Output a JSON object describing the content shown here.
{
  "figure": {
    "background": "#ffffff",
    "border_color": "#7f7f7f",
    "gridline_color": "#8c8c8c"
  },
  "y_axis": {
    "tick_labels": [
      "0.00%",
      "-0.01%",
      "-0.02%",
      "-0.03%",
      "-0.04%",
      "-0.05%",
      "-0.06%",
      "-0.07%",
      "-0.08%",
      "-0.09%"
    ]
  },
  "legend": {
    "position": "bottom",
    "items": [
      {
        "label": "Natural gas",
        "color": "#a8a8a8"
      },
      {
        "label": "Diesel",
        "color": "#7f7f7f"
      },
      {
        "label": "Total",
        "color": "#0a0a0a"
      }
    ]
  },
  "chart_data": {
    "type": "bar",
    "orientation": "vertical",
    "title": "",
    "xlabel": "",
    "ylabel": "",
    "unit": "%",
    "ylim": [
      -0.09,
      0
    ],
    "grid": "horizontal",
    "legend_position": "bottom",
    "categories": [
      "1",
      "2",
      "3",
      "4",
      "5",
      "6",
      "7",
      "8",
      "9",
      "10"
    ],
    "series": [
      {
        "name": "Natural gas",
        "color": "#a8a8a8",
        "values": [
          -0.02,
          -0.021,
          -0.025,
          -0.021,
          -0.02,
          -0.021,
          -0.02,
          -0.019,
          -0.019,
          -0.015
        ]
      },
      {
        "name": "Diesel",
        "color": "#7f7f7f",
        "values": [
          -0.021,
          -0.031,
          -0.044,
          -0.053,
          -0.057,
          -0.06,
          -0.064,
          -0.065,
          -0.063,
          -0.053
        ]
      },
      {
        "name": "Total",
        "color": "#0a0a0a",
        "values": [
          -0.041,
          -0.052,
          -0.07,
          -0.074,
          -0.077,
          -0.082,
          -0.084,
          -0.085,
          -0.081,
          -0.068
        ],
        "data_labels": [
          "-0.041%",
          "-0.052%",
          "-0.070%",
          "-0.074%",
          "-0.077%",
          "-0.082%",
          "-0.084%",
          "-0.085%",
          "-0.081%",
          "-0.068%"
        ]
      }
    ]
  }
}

^^^^^^^^^^^^^^^^

» What to produce: List the lines of the records where "name" occurs.

» Result of the exercise:
        "name": "Natural gas",
        "name": "Diesel",
        "name": "Total",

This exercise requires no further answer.